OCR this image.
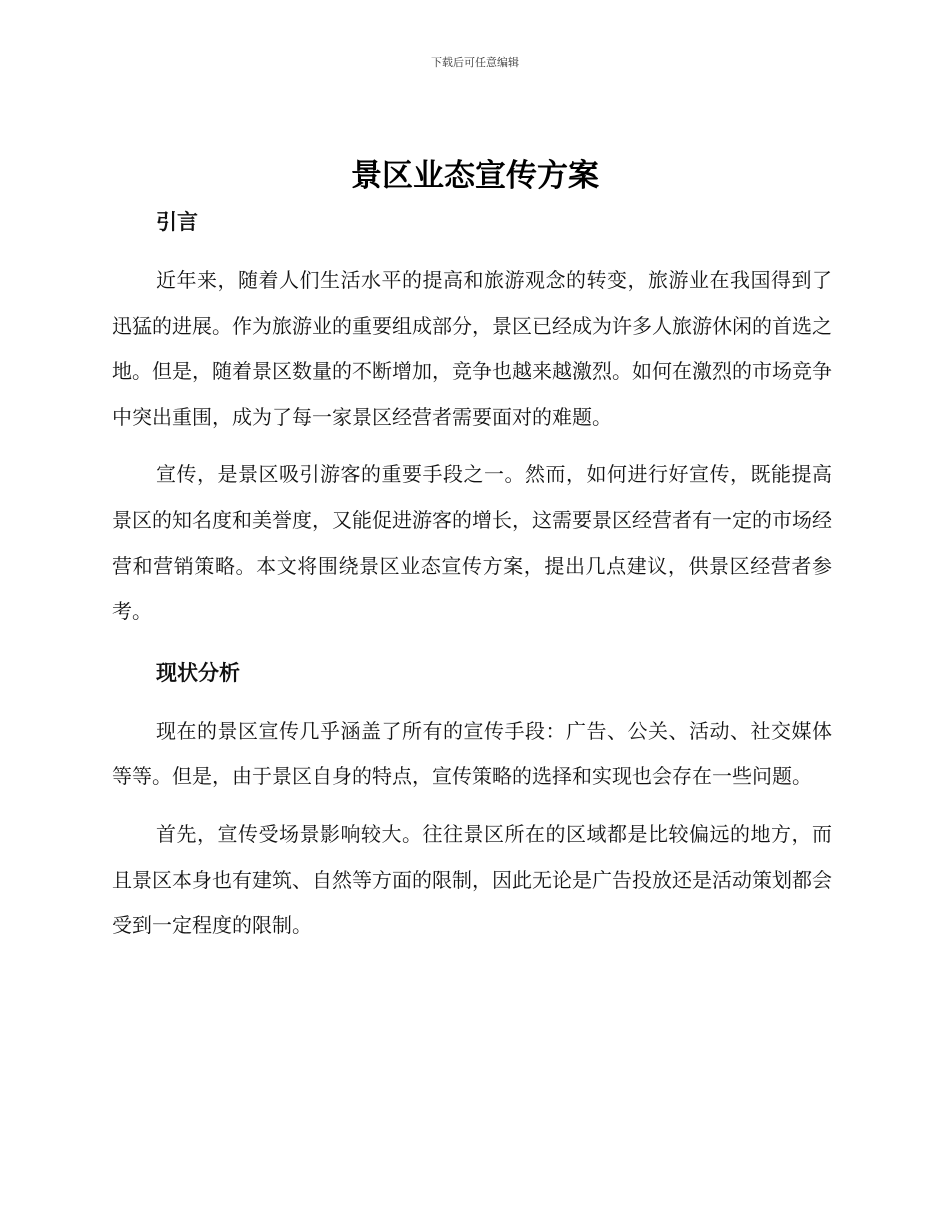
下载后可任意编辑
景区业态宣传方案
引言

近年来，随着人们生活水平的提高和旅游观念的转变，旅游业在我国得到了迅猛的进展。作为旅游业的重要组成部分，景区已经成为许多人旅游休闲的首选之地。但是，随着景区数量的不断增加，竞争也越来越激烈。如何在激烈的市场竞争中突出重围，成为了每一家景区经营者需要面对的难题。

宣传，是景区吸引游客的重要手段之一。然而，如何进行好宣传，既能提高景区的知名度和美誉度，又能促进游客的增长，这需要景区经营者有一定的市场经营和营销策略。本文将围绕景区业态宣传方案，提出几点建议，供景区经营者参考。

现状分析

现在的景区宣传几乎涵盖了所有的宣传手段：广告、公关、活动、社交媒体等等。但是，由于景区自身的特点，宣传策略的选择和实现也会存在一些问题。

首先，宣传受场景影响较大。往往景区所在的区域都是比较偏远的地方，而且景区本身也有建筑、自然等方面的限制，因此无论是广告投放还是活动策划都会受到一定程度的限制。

+ + + +

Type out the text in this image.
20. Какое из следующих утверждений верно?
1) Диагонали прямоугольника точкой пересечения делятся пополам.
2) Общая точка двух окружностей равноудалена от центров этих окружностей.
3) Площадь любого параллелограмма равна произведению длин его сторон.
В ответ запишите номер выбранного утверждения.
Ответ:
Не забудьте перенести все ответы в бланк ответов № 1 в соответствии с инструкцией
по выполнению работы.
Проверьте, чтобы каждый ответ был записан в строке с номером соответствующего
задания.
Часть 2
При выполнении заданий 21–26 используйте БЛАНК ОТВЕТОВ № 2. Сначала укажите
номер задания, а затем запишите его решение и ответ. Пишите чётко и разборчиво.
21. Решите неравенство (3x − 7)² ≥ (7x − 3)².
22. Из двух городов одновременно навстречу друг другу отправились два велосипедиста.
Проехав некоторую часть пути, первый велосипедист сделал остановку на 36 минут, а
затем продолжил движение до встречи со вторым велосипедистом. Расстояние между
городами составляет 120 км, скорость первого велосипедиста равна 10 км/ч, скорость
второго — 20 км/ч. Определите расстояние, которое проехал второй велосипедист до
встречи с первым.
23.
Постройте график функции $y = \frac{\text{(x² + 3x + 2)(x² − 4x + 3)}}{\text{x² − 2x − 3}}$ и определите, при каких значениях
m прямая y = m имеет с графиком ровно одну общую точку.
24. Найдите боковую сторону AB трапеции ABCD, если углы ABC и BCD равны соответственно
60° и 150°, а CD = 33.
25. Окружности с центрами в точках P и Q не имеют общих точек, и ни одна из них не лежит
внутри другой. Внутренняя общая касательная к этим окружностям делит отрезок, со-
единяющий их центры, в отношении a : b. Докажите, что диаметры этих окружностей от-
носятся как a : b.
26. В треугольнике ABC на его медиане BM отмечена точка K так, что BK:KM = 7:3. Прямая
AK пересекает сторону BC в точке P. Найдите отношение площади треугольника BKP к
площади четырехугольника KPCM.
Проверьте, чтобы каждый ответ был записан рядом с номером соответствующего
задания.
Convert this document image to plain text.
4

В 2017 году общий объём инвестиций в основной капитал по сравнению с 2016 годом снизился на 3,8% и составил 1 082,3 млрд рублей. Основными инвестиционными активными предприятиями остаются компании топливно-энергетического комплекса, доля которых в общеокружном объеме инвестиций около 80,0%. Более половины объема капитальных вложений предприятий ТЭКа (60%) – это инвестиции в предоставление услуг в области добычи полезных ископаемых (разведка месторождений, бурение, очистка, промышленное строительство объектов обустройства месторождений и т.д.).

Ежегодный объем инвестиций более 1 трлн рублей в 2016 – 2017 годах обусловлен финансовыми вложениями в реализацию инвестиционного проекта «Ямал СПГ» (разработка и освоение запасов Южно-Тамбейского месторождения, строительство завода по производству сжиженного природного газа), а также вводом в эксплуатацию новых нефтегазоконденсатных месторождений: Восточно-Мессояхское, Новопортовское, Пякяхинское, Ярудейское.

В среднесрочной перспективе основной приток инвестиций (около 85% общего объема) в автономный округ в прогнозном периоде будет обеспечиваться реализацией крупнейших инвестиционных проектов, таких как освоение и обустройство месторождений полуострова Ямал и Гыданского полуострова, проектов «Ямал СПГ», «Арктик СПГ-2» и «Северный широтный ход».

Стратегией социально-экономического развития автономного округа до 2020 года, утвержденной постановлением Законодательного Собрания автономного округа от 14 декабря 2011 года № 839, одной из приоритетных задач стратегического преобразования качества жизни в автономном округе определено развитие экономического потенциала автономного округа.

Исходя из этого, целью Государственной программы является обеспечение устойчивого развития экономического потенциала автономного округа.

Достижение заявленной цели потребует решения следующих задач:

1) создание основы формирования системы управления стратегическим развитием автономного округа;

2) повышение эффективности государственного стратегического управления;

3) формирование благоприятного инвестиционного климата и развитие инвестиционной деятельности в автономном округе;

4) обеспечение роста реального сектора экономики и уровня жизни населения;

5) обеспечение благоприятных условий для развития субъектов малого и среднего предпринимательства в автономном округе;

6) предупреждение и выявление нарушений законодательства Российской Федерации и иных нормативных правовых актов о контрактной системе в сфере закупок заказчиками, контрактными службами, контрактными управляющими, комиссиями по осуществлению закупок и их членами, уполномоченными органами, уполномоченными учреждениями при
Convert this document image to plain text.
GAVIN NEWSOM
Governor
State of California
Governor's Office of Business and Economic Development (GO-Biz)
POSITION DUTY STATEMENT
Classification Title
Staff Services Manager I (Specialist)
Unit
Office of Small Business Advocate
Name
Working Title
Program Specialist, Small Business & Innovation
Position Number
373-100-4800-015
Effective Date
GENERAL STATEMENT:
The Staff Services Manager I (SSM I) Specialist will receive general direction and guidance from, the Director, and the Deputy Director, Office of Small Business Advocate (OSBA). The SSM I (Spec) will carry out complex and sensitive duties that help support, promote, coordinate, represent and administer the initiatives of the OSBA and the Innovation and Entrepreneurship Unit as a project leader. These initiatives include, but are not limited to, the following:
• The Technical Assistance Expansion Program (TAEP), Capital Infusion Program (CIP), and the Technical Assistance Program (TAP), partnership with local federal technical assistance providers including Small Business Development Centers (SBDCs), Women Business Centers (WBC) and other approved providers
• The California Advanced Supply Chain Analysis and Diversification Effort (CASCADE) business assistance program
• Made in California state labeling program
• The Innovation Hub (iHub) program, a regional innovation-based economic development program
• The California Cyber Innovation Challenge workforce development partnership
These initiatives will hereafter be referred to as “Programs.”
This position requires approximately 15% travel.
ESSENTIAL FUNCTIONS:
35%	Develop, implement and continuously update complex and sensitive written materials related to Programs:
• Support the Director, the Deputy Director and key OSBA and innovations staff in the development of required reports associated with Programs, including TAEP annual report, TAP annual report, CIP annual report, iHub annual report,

+ + + +

Using the material above, report each line where "сторону" occurs.

## Response to this task
24. Найдите боковую сторону AB трапеции ABCD, если углы ABC и BCD равны соответственно
AK пересекает сторону BC в точке P. Найдите отношение площади треугольника BKP к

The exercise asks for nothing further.